» **Task statement**:
Gather all lines in the entries that include the word "Coordinate".

※ ※ ※

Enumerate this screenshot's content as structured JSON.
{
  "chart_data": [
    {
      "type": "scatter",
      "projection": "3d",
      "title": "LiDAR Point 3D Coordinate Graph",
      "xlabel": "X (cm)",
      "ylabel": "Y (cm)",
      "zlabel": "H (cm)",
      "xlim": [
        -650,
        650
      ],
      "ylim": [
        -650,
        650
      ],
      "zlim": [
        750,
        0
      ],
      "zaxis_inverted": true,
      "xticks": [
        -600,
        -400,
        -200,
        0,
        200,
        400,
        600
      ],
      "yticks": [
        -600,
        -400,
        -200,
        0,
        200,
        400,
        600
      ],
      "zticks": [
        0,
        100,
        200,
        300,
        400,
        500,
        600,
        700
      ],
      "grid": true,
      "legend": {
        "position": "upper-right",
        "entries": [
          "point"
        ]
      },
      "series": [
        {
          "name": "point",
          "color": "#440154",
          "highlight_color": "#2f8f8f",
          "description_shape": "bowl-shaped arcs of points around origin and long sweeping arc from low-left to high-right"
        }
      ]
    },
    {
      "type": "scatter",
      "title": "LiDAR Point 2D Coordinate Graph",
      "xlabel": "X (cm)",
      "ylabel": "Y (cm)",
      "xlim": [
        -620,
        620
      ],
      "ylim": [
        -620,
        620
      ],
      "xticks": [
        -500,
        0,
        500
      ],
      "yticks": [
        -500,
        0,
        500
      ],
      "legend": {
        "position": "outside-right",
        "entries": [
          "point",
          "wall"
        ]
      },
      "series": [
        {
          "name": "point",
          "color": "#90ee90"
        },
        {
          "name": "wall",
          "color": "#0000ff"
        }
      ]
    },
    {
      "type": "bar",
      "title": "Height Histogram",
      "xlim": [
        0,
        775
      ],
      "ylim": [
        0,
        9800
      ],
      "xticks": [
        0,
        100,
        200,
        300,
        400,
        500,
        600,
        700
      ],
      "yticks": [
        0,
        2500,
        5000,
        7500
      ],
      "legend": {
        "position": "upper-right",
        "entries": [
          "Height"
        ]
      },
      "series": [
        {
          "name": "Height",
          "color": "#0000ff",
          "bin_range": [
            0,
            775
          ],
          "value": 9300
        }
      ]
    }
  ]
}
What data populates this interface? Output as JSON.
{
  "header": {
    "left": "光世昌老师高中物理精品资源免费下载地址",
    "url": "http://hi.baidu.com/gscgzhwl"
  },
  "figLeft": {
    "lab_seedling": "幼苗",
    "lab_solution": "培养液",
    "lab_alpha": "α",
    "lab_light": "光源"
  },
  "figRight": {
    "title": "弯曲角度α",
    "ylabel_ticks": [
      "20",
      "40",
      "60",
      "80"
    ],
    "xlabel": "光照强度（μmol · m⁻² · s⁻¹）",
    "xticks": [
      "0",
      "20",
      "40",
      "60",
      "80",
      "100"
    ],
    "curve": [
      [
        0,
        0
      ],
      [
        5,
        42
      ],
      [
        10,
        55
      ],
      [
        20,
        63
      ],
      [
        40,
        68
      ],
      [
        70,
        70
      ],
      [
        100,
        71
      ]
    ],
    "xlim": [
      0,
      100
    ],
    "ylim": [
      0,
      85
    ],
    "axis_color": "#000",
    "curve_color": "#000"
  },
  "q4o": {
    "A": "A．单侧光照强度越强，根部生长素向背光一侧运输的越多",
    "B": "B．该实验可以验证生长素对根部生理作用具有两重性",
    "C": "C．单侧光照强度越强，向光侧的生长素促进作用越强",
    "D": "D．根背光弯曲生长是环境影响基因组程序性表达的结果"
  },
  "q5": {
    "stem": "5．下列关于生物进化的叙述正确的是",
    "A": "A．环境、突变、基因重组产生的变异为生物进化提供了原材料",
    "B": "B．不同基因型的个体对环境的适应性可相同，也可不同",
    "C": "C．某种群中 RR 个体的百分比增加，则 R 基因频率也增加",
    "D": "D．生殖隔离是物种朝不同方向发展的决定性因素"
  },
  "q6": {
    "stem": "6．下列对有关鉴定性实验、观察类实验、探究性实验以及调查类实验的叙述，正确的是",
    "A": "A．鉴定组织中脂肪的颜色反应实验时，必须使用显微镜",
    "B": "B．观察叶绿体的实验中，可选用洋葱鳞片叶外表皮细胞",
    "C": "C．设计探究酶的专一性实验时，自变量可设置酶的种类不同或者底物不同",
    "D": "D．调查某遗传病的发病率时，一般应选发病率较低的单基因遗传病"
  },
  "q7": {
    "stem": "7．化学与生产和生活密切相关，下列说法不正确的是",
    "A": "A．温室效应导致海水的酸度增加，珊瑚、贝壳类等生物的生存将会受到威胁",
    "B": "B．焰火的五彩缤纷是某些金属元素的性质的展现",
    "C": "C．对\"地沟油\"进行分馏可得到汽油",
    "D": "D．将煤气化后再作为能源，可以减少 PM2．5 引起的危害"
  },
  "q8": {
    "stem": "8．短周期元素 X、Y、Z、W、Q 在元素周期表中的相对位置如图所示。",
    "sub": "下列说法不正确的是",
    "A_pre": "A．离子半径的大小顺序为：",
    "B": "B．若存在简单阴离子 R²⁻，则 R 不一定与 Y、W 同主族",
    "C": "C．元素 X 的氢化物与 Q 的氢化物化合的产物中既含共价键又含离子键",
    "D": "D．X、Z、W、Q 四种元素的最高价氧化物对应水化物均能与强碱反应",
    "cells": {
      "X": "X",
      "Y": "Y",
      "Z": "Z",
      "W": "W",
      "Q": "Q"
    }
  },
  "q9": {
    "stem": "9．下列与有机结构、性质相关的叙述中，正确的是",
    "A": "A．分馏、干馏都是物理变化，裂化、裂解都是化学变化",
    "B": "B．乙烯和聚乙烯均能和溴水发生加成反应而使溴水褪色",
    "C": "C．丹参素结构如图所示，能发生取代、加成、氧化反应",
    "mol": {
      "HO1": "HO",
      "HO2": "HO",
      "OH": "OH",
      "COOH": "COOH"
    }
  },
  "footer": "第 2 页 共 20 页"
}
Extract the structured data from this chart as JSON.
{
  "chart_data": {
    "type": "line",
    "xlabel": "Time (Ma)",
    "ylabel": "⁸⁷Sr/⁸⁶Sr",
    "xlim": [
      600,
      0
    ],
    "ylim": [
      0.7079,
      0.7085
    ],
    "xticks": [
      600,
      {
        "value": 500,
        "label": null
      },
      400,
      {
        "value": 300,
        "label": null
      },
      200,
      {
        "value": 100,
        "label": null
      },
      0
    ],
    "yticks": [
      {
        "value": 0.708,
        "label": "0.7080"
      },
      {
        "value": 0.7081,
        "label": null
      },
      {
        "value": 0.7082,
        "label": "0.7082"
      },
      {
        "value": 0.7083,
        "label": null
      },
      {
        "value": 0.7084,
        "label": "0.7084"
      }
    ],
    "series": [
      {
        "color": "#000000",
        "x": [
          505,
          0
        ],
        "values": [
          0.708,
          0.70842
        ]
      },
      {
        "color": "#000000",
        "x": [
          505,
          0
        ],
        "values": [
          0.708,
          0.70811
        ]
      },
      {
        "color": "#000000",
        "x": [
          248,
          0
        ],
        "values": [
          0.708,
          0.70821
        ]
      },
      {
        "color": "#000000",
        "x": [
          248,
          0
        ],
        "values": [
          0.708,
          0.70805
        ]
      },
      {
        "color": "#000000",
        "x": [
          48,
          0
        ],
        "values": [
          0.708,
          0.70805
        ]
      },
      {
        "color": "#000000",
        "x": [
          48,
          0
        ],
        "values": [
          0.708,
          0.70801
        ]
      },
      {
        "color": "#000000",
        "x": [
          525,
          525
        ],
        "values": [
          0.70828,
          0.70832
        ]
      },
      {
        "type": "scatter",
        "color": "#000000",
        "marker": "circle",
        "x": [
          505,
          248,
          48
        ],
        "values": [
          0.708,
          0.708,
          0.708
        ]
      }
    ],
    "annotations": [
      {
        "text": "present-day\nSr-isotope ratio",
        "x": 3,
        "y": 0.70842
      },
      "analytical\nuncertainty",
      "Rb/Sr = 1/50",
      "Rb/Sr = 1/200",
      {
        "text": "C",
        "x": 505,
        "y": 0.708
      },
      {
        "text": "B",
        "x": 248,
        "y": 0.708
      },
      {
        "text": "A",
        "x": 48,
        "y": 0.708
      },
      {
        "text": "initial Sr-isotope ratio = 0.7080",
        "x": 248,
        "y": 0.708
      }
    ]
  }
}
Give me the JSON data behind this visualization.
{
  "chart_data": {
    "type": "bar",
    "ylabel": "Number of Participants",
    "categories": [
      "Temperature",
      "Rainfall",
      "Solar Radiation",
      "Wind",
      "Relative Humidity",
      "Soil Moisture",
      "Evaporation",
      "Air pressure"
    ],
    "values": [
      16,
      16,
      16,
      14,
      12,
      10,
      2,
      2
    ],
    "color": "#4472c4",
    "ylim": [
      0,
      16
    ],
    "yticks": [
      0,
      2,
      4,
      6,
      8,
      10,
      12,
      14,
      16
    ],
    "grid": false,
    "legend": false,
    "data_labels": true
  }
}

※ ※ ※

» **Answer to this problem**:
      "title": "LiDAR Point 3D Coordinate Graph",
      "title": "LiDAR Point 2D Coordinate Graph",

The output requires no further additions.